- **RECORDED DATA**:

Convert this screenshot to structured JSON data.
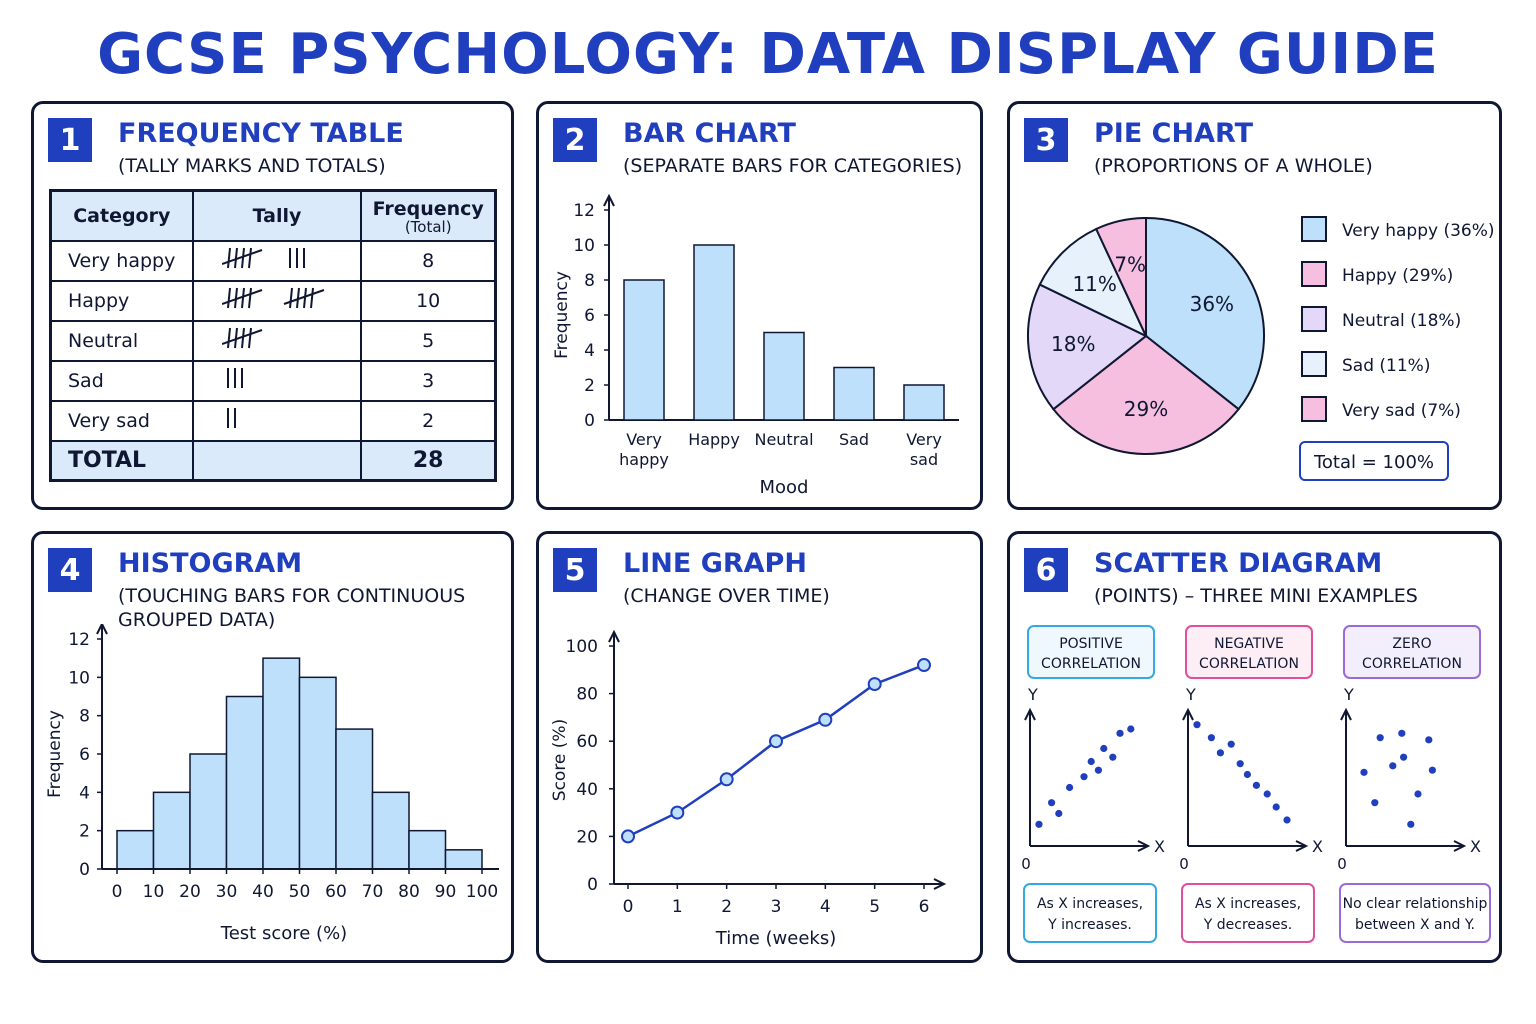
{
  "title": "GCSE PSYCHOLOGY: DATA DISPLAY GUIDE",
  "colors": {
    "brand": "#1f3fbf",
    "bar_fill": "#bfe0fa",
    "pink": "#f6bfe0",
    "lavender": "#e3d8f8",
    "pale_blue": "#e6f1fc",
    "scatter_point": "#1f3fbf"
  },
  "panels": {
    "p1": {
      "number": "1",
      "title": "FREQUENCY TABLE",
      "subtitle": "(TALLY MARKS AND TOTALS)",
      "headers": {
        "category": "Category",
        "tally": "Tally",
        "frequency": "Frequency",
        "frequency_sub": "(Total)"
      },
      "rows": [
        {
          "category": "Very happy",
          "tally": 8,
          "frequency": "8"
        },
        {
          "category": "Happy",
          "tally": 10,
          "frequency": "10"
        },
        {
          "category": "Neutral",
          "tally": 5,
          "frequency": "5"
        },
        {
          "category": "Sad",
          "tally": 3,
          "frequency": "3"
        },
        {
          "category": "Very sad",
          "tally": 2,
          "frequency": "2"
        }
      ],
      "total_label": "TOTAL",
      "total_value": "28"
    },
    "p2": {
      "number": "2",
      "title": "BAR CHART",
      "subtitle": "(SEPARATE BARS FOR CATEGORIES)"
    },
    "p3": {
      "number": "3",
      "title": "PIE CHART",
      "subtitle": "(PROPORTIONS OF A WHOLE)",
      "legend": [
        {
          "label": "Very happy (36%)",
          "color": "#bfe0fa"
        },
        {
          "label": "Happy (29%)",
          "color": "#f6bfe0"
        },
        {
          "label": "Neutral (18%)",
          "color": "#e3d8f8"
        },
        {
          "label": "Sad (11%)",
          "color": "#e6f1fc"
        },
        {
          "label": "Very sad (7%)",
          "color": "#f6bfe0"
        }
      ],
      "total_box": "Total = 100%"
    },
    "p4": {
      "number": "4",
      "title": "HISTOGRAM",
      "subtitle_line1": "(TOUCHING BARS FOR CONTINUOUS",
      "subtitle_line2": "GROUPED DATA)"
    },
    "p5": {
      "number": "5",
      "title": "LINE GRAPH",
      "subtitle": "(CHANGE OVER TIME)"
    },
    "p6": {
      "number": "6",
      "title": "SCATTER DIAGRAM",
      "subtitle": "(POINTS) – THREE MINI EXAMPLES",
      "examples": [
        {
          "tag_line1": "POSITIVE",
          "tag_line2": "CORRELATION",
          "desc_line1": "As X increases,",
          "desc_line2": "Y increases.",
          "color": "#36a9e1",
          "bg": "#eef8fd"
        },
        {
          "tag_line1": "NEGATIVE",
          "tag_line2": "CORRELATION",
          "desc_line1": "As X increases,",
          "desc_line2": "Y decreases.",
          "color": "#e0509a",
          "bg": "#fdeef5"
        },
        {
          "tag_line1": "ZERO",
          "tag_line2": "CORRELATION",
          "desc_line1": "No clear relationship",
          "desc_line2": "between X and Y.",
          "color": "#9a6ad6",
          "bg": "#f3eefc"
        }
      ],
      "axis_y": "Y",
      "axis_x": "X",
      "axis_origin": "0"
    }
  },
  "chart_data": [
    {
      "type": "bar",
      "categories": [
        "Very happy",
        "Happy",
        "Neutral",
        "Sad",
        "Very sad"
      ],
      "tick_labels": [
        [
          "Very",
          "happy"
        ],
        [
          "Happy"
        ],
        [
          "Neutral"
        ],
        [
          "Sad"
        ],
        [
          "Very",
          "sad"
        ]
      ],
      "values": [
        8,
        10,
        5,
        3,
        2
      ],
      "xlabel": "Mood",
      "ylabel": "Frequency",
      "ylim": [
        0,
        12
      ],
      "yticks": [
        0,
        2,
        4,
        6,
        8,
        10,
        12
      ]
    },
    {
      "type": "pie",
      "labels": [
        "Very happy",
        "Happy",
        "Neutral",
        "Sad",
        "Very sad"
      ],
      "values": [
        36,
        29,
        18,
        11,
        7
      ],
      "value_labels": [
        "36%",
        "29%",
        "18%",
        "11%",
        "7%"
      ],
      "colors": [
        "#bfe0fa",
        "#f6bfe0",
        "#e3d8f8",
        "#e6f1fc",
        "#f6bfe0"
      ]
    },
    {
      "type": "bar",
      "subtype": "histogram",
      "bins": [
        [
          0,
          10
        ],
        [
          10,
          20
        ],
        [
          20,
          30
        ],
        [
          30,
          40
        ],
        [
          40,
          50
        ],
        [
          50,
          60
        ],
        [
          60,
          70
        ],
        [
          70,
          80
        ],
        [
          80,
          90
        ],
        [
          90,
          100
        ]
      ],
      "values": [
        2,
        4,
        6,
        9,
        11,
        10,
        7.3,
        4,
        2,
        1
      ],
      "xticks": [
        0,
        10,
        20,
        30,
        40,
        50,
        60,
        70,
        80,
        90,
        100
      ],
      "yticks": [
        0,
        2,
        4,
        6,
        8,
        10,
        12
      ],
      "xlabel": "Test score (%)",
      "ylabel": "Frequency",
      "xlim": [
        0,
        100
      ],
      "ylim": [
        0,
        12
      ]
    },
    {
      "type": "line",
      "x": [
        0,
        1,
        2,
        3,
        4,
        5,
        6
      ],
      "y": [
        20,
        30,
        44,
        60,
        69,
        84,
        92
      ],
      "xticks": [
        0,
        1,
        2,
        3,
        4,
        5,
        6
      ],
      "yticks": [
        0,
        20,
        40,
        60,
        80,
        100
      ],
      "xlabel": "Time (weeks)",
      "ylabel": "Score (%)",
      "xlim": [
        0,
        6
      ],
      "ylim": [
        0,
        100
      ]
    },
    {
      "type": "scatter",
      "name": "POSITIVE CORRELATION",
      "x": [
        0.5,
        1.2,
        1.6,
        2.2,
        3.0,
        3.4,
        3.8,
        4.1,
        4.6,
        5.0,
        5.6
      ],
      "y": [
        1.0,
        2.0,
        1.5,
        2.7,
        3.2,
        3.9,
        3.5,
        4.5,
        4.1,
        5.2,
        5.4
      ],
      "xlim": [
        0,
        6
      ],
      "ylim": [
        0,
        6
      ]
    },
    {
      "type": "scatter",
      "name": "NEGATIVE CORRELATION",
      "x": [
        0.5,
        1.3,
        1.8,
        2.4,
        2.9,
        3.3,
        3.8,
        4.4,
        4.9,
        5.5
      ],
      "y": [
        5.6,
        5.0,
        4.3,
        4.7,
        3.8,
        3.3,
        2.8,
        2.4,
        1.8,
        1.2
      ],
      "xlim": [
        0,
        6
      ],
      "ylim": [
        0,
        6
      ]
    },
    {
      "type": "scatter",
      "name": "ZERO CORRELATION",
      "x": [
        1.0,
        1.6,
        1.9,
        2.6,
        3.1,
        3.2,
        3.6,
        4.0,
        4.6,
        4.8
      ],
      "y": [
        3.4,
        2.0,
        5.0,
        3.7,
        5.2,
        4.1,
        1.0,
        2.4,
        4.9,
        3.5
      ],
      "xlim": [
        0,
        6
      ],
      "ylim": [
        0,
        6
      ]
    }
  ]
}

- **TASK DIRECTIONS**: Repeat the material above in full and exactly, omitting the pictures.

- **EXERCISE ANSWER**:
Convert this screenshot to structured JSON data.
{
  "title": "GCSE PSYCHOLOGY: DATA DISPLAY GUIDE",
  "colors": {
    "brand": "#1f3fbf",
    "bar_fill": "#bfe0fa",
    "pink": "#f6bfe0",
    "lavender": "#e3d8f8",
    "pale_blue": "#e6f1fc",
    "scatter_point": "#1f3fbf"
  },
  "panels": {
    "p1": {
      "number": "1",
      "title": "FREQUENCY TABLE",
      "subtitle": "(TALLY MARKS AND TOTALS)",
      "headers": {
        "category": "Category",
        "tally": "Tally",
        "frequency": "Frequency",
        "frequency_sub": "(Total)"
      },
      "rows": [
        {
          "category": "Very happy",
          "tally": 8,
          "frequency": "8"
        },
        {
          "category": "Happy",
          "tally": 10,
          "frequency": "10"
        },
        {
          "category": "Neutral",
          "tally": 5,
          "frequency": "5"
        },
        {
          "category": "Sad",
          "tally": 3,
          "frequency": "3"
        },
        {
          "category": "Very sad",
          "tally": 2,
          "frequency": "2"
        }
      ],
      "total_label": "TOTAL",
      "total_value": "28"
    },
    "p2": {
      "number": "2",
      "title": "BAR CHART",
      "subtitle": "(SEPARATE BARS FOR CATEGORIES)"
    },
    "p3": {
      "number": "3",
      "title": "PIE CHART",
      "subtitle": "(PROPORTIONS OF A WHOLE)",
      "legend": [
        {
          "label": "Very happy (36%)",
          "color": "#bfe0fa"
        },
        {
          "label": "Happy (29%)",
          "color": "#f6bfe0"
        },
        {
          "label": "Neutral (18%)",
          "color": "#e3d8f8"
        },
        {
          "label": "Sad (11%)",
          "color": "#e6f1fc"
        },
        {
          "label": "Very sad (7%)",
          "color": "#f6bfe0"
        }
      ],
      "total_box": "Total = 100%"
    },
    "p4": {
      "number": "4",
      "title": "HISTOGRAM",
      "subtitle_line1": "(TOUCHING BARS FOR CONTINUOUS",
      "subtitle_line2": "GROUPED DATA)"
    },
    "p5": {
      "number": "5",
      "title": "LINE GRAPH",
      "subtitle": "(CHANGE OVER TIME)"
    },
    "p6": {
      "number": "6",
      "title": "SCATTER DIAGRAM",
      "subtitle": "(POINTS) – THREE MINI EXAMPLES",
      "examples": [
        {
          "tag_line1": "POSITIVE",
          "tag_line2": "CORRELATION",
          "desc_line1": "As X increases,",
          "desc_line2": "Y increases.",
          "color": "#36a9e1",
          "bg": "#eef8fd"
        },
        {
          "tag_line1": "NEGATIVE",
          "tag_line2": "CORRELATION",
          "desc_line1": "As X increases,",
          "desc_line2": "Y decreases.",
          "color": "#e0509a",
          "bg": "#fdeef5"
        },
        {
          "tag_line1": "ZERO",
          "tag_line2": "CORRELATION",
          "desc_line1": "No clear relationship",
          "desc_line2": "between X and Y.",
          "color": "#9a6ad6",
          "bg": "#f3eefc"
        }
      ],
      "axis_y": "Y",
      "axis_x": "X",
      "axis_origin": "0"
    }
  },
  "chart_data": [
    {
      "type": "bar",
      "categories": [
        "Very happy",
        "Happy",
        "Neutral",
        "Sad",
        "Very sad"
      ],
      "tick_labels": [
        [
          "Very",
          "happy"
        ],
        [
          "Happy"
        ],
        [
          "Neutral"
        ],
        [
          "Sad"
        ],
        [
          "Very",
          "sad"
        ]
      ],
      "values": [
        8,
        10,
        5,
        3,
        2
      ],
      "xlabel": "Mood",
      "ylabel": "Frequency",
      "ylim": [
        0,
        12
      ],
      "yticks": [
        0,
        2,
        4,
        6,
        8,
        10,
        12
      ]
    },
    {
      "type": "pie",
      "labels": [
        "Very happy",
        "Happy",
        "Neutral",
        "Sad",
        "Very sad"
      ],
      "values": [
        36,
        29,
        18,
        11,
        7
      ],
      "value_labels": [
        "36%",
        "29%",
        "18%",
        "11%",
        "7%"
      ],
      "colors": [
        "#bfe0fa",
        "#f6bfe0",
        "#e3d8f8",
        "#e6f1fc",
        "#f6bfe0"
      ]
    },
    {
      "type": "bar",
      "subtype": "histogram",
      "bins": [
        [
          0,
          10
        ],
        [
          10,
          20
        ],
        [
          20,
          30
        ],
        [
          30,
          40
        ],
        [
          40,
          50
        ],
        [
          50,
          60
        ],
        [
          60,
          70
        ],
        [
          70,
          80
        ],
        [
          80,
          90
        ],
        [
          90,
          100
        ]
      ],
      "values": [
        2,
        4,
        6,
        9,
        11,
        10,
        7.3,
        4,
        2,
        1
      ],
      "xticks": [
        0,
        10,
        20,
        30,
        40,
        50,
        60,
        70,
        80,
        90,
        100
      ],
      "yticks": [
        0,
        2,
        4,
        6,
        8,
        10,
        12
      ],
      "xlabel": "Test score (%)",
      "ylabel": "Frequency",
      "xlim": [
        0,
        100
      ],
      "ylim": [
        0,
        12
      ]
    },
    {
      "type": "line",
      "x": [
        0,
        1,
        2,
        3,
        4,
        5,
        6
      ],
      "y": [
        20,
        30,
        44,
        60,
        69,
        84,
        92
      ],
      "xticks": [
        0,
        1,
        2,
        3,
        4,
        5,
        6
      ],
      "yticks": [
        0,
        20,
        40,
        60,
        80,
        100
      ],
      "xlabel": "Time (weeks)",
      "ylabel": "Score (%)",
      "xlim": [
        0,
        6
      ],
      "ylim": [
        0,
        100
      ]
    },
    {
      "type": "scatter",
      "name": "POSITIVE CORRELATION",
      "x": [
        0.5,
        1.2,
        1.6,
        2.2,
        3.0,
        3.4,
        3.8,
        4.1,
        4.6,
        5.0,
        5.6
      ],
      "y": [
        1.0,
        2.0,
        1.5,
        2.7,
        3.2,
        3.9,
        3.5,
        4.5,
        4.1,
        5.2,
        5.4
      ],
      "xlim": [
        0,
        6
      ],
      "ylim": [
        0,
        6
      ]
    },
    {
      "type": "scatter",
      "name": "NEGATIVE CORRELATION",
      "x": [
        0.5,
        1.3,
        1.8,
        2.4,
        2.9,
        3.3,
        3.8,
        4.4,
        4.9,
        5.5
      ],
      "y": [
        5.6,
        5.0,
        4.3,
        4.7,
        3.8,
        3.3,
        2.8,
        2.4,
        1.8,
        1.2
      ],
      "xlim": [
        0,
        6
      ],
      "ylim": [
        0,
        6
      ]
    },
    {
      "type": "scatter",
      "name": "ZERO CORRELATION",
      "x": [
        1.0,
        1.6,
        1.9,
        2.6,
        3.1,
        3.2,
        3.6,
        4.0,
        4.6,
        4.8
      ],
      "y": [
        3.4,
        2.0,
        5.0,
        3.7,
        5.2,
        4.1,
        1.0,
        2.4,
        4.9,
        3.5
      ],
      "xlim": [
        0,
        6
      ],
      "ylim": [
        0,
        6
      ]
    }
  ]
}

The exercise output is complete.